[Your objective] Pick out every line with the word "text" and copy it.

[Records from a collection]
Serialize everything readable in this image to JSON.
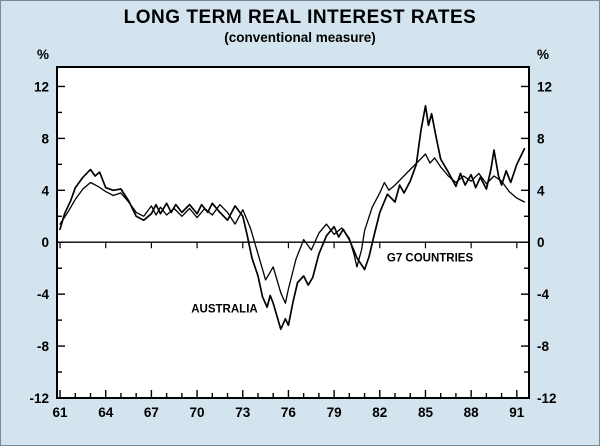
{
  "colors": {
    "background": "#d3e4ee",
    "plot_background": "#ffffff",
    "line": "#000000",
    "text": "#000000"
  },
  "chart_data": {
    "type": "line",
    "title": "LONG TERM REAL INTEREST RATES",
    "subtitle": "(conventional measure)",
    "y_unit": "%",
    "ylim": [
      -12,
      12
    ],
    "y_tick_labels": [
      12,
      8,
      4,
      0,
      -4,
      -8,
      -12
    ],
    "y_tick_minor_step": 2,
    "x_tick_labels": [
      "61",
      "64",
      "67",
      "70",
      "73",
      "76",
      "79",
      "82",
      "85",
      "88",
      "91"
    ],
    "x_tick_years": [
      1961,
      1964,
      1967,
      1970,
      1973,
      1976,
      1979,
      1982,
      1985,
      1988,
      1991
    ],
    "x_minor_tick_every_year": true,
    "grid": false,
    "legend_position": "inline-annotations",
    "annotations": [
      {
        "text": "AUSTRALIA",
        "x": 1971.8,
        "y": -5.4
      },
      {
        "text": "G7 COUNTRIES",
        "x": 1985.3,
        "y": -1.5
      }
    ],
    "series": [
      {
        "name": "AUSTRALIA",
        "points": [
          [
            1961.0,
            1.0
          ],
          [
            1961.3,
            2.2
          ],
          [
            1961.7,
            3.2
          ],
          [
            1962.0,
            4.2
          ],
          [
            1962.5,
            5.0
          ],
          [
            1963.0,
            5.6
          ],
          [
            1963.3,
            5.1
          ],
          [
            1963.6,
            5.4
          ],
          [
            1964.0,
            4.2
          ],
          [
            1964.5,
            4.0
          ],
          [
            1965.0,
            4.1
          ],
          [
            1965.5,
            3.2
          ],
          [
            1966.0,
            2.0
          ],
          [
            1966.5,
            1.7
          ],
          [
            1967.0,
            2.2
          ],
          [
            1967.3,
            2.9
          ],
          [
            1967.6,
            2.2
          ],
          [
            1968.0,
            3.0
          ],
          [
            1968.3,
            2.3
          ],
          [
            1968.6,
            2.9
          ],
          [
            1969.0,
            2.3
          ],
          [
            1969.5,
            2.9
          ],
          [
            1970.0,
            2.2
          ],
          [
            1970.3,
            2.9
          ],
          [
            1970.7,
            2.3
          ],
          [
            1971.0,
            3.0
          ],
          [
            1971.5,
            2.3
          ],
          [
            1972.0,
            1.7
          ],
          [
            1972.5,
            2.8
          ],
          [
            1973.0,
            2.0
          ],
          [
            1973.3,
            0.5
          ],
          [
            1973.6,
            -1.2
          ],
          [
            1974.0,
            -2.6
          ],
          [
            1974.3,
            -4.2
          ],
          [
            1974.6,
            -5.0
          ],
          [
            1974.8,
            -4.1
          ],
          [
            1975.0,
            -4.7
          ],
          [
            1975.5,
            -6.7
          ],
          [
            1975.8,
            -5.9
          ],
          [
            1976.0,
            -6.4
          ],
          [
            1976.3,
            -4.6
          ],
          [
            1976.6,
            -3.1
          ],
          [
            1977.0,
            -2.6
          ],
          [
            1977.3,
            -3.3
          ],
          [
            1977.6,
            -2.7
          ],
          [
            1978.0,
            -0.9
          ],
          [
            1978.5,
            0.5
          ],
          [
            1979.0,
            1.2
          ],
          [
            1979.3,
            0.4
          ],
          [
            1979.6,
            1.0
          ],
          [
            1980.0,
            0.2
          ],
          [
            1980.5,
            -1.2
          ],
          [
            1981.0,
            -2.1
          ],
          [
            1981.3,
            -1.1
          ],
          [
            1981.6,
            0.4
          ],
          [
            1982.0,
            2.3
          ],
          [
            1982.5,
            3.7
          ],
          [
            1983.0,
            3.1
          ],
          [
            1983.3,
            4.4
          ],
          [
            1983.6,
            3.8
          ],
          [
            1984.0,
            4.7
          ],
          [
            1984.4,
            6.0
          ],
          [
            1984.7,
            8.6
          ],
          [
            1985.0,
            10.5
          ],
          [
            1985.2,
            9.0
          ],
          [
            1985.4,
            9.9
          ],
          [
            1985.7,
            8.1
          ],
          [
            1986.0,
            6.4
          ],
          [
            1986.5,
            5.4
          ],
          [
            1987.0,
            4.3
          ],
          [
            1987.3,
            5.3
          ],
          [
            1987.6,
            4.4
          ],
          [
            1988.0,
            5.2
          ],
          [
            1988.3,
            4.2
          ],
          [
            1988.6,
            5.0
          ],
          [
            1989.0,
            4.1
          ],
          [
            1989.3,
            5.6
          ],
          [
            1989.5,
            7.1
          ],
          [
            1989.8,
            5.1
          ],
          [
            1990.0,
            4.4
          ],
          [
            1990.3,
            5.5
          ],
          [
            1990.6,
            4.6
          ],
          [
            1991.0,
            6.0
          ],
          [
            1991.5,
            7.2
          ]
        ]
      },
      {
        "name": "G7 COUNTRIES",
        "points": [
          [
            1961.0,
            1.4
          ],
          [
            1961.5,
            2.3
          ],
          [
            1962.0,
            3.3
          ],
          [
            1962.5,
            4.1
          ],
          [
            1963.0,
            4.6
          ],
          [
            1963.5,
            4.3
          ],
          [
            1964.0,
            3.9
          ],
          [
            1964.5,
            3.6
          ],
          [
            1965.0,
            3.8
          ],
          [
            1965.5,
            3.1
          ],
          [
            1966.0,
            2.3
          ],
          [
            1966.5,
            2.0
          ],
          [
            1967.0,
            2.8
          ],
          [
            1967.3,
            2.1
          ],
          [
            1967.6,
            2.7
          ],
          [
            1968.0,
            2.1
          ],
          [
            1968.5,
            2.6
          ],
          [
            1969.0,
            2.0
          ],
          [
            1969.5,
            2.6
          ],
          [
            1970.0,
            1.9
          ],
          [
            1970.5,
            2.6
          ],
          [
            1971.0,
            2.1
          ],
          [
            1971.5,
            2.9
          ],
          [
            1972.0,
            2.3
          ],
          [
            1972.5,
            1.4
          ],
          [
            1973.0,
            2.5
          ],
          [
            1973.5,
            1.1
          ],
          [
            1974.0,
            -0.9
          ],
          [
            1974.5,
            -2.9
          ],
          [
            1975.0,
            -1.9
          ],
          [
            1975.5,
            -3.9
          ],
          [
            1975.8,
            -4.7
          ],
          [
            1976.0,
            -3.6
          ],
          [
            1976.5,
            -1.3
          ],
          [
            1977.0,
            0.2
          ],
          [
            1977.5,
            -0.6
          ],
          [
            1978.0,
            0.7
          ],
          [
            1978.5,
            1.4
          ],
          [
            1979.0,
            0.6
          ],
          [
            1979.5,
            1.1
          ],
          [
            1980.0,
            0.3
          ],
          [
            1980.3,
            -0.9
          ],
          [
            1980.5,
            -1.9
          ],
          [
            1980.8,
            -0.6
          ],
          [
            1981.0,
            0.9
          ],
          [
            1981.5,
            2.7
          ],
          [
            1982.0,
            3.8
          ],
          [
            1982.3,
            4.6
          ],
          [
            1982.6,
            4.0
          ],
          [
            1983.0,
            4.4
          ],
          [
            1983.5,
            5.0
          ],
          [
            1984.0,
            5.6
          ],
          [
            1984.5,
            6.2
          ],
          [
            1985.0,
            6.8
          ],
          [
            1985.3,
            6.1
          ],
          [
            1985.6,
            6.5
          ],
          [
            1986.0,
            5.8
          ],
          [
            1986.5,
            5.1
          ],
          [
            1987.0,
            4.6
          ],
          [
            1987.5,
            5.1
          ],
          [
            1988.0,
            4.7
          ],
          [
            1988.5,
            5.3
          ],
          [
            1989.0,
            4.5
          ],
          [
            1989.5,
            5.1
          ],
          [
            1990.0,
            4.7
          ],
          [
            1990.5,
            3.9
          ],
          [
            1991.0,
            3.4
          ],
          [
            1991.5,
            3.1
          ]
        ]
      }
    ]
  }
}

[Final result]
    "text": "#000000"
        "text": "AUSTRALIA",
        "text": "G7 COUNTRIES",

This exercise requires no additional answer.